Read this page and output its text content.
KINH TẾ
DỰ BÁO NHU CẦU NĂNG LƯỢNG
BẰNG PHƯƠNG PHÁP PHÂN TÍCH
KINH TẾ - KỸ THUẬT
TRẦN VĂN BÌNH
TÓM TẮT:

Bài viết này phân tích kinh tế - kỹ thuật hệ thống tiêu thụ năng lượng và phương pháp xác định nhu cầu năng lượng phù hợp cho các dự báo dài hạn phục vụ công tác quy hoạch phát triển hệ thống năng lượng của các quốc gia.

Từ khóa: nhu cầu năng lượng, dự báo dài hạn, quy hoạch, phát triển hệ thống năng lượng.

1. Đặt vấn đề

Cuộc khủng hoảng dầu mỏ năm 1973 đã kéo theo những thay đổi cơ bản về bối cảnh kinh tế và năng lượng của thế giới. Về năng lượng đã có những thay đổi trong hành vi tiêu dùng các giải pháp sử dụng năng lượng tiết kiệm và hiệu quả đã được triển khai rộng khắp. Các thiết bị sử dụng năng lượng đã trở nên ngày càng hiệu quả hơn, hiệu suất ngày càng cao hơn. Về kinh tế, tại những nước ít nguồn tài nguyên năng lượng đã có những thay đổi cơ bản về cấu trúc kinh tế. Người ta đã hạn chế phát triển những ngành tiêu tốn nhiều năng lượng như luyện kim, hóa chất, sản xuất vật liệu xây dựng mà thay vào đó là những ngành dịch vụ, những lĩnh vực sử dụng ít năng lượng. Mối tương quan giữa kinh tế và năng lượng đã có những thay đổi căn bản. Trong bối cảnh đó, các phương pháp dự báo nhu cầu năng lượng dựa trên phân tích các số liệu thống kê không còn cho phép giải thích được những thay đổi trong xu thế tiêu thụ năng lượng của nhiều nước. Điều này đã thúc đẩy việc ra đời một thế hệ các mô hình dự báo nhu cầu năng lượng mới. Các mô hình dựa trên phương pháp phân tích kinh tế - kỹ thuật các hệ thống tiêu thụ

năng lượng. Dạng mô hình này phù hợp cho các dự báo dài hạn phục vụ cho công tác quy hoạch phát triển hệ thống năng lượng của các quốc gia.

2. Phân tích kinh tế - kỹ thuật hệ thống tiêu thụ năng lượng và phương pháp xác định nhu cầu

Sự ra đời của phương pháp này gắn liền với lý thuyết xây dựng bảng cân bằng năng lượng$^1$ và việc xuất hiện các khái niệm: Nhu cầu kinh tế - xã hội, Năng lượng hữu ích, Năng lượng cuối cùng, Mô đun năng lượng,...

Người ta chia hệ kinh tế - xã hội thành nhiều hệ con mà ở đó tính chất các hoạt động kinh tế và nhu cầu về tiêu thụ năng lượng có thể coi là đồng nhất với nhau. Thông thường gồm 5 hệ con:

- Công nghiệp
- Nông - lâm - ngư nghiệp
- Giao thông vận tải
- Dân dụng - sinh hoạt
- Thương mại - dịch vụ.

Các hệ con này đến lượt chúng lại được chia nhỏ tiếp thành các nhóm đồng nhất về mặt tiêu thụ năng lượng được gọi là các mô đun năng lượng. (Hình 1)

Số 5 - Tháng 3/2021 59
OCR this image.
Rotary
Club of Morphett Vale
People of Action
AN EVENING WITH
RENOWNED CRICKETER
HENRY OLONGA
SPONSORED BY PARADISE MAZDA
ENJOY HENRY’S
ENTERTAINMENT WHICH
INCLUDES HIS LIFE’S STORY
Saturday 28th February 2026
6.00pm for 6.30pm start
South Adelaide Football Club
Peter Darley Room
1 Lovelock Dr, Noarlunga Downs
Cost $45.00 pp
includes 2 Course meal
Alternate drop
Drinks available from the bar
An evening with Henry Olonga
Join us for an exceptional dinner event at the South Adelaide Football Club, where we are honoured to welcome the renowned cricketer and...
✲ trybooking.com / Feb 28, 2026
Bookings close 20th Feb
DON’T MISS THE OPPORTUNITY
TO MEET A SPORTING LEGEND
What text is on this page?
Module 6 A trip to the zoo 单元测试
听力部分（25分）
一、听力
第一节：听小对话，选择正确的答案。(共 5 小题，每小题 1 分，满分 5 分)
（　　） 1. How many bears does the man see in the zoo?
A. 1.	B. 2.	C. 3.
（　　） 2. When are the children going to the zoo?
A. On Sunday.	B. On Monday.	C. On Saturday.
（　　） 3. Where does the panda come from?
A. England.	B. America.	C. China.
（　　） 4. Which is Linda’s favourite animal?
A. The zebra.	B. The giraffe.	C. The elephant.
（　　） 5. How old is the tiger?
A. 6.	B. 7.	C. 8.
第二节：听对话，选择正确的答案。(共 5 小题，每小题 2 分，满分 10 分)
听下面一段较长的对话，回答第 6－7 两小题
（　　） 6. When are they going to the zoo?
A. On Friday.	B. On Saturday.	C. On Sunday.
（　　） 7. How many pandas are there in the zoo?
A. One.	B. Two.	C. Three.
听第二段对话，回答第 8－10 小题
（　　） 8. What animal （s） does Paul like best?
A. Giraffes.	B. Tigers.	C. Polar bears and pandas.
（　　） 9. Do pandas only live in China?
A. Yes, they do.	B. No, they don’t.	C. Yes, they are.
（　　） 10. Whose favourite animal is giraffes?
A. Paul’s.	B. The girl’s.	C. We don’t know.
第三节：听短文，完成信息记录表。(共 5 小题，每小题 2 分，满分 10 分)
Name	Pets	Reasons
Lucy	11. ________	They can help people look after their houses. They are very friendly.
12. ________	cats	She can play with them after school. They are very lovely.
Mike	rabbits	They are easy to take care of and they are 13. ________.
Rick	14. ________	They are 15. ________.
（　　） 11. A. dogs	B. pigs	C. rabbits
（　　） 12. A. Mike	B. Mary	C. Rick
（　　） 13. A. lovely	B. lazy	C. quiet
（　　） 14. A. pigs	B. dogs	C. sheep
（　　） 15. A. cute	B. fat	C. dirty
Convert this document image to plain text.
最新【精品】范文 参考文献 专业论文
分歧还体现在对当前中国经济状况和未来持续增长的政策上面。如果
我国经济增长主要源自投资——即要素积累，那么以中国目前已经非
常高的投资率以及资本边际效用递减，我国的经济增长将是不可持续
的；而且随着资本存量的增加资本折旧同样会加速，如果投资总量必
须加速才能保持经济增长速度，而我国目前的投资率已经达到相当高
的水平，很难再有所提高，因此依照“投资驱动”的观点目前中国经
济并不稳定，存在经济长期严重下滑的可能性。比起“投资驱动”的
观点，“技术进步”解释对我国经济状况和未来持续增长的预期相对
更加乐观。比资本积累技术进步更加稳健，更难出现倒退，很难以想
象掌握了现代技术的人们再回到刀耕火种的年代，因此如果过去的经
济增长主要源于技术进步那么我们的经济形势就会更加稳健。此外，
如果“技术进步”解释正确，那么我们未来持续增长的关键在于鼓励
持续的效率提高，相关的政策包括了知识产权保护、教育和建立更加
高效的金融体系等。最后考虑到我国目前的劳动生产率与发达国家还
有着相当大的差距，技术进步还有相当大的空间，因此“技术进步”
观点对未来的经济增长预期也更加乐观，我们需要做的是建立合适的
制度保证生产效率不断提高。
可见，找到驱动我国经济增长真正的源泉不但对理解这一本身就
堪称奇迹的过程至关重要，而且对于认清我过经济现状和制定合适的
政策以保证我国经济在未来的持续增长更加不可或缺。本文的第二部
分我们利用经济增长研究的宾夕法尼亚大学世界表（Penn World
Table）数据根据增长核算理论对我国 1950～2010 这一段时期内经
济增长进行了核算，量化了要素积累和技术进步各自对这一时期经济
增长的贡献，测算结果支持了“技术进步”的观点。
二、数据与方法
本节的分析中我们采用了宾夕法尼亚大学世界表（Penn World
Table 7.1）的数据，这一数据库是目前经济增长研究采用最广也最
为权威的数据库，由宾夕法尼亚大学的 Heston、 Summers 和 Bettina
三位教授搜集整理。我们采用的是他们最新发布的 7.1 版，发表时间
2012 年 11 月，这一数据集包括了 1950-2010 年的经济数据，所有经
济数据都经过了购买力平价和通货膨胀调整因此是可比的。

▶ Directions
Go through the records and copy each line with "Football" in it.

▶ Result of this task
South Adelaide Football Club
Join us for an exceptional dinner event at the South Adelaide Football Club, where we are honoured to welcome the renowned cricketer and...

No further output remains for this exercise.